-- Begin SOURCE MATERIAL --

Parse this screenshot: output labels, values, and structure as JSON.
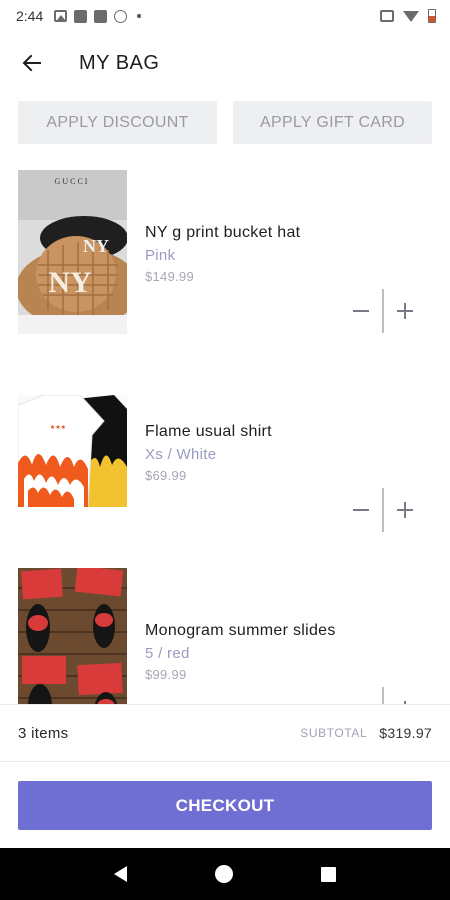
{
  "status_bar": {
    "time": "2:44"
  },
  "header": {
    "title": "MY BAG",
    "back_icon": "arrow-left-icon"
  },
  "actions": {
    "discount_label": "APPLY DISCOUNT",
    "gift_card_label": "APPLY GIFT CARD"
  },
  "items": [
    {
      "name": "NY g print bucket hat",
      "variant": "Pink",
      "price": "$149.99",
      "thumb_label": "GUCCI"
    },
    {
      "name": "Flame usual shirt",
      "variant": "Xs / White",
      "price": "$69.99"
    },
    {
      "name": "Monogram summer slides",
      "variant": "5 / red",
      "price": "$99.99"
    }
  ],
  "summary": {
    "items_count": "3 items",
    "subtotal_label": "SUBTOTAL",
    "subtotal_value": "$319.97"
  },
  "checkout": {
    "label": "CHECKOUT"
  },
  "colors": {
    "accent": "#6f6fd3",
    "variant_text": "#9a9bc3",
    "action_bg": "#eeeff0"
  }
}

-- End SOURCE MATERIAL --

Filter the records above and return every line that holds the word "APPLY".

RESULT OF THIS TASK:
    "discount_label": "APPLY DISCOUNT",
    "gift_card_label": "APPLY GIFT CARD"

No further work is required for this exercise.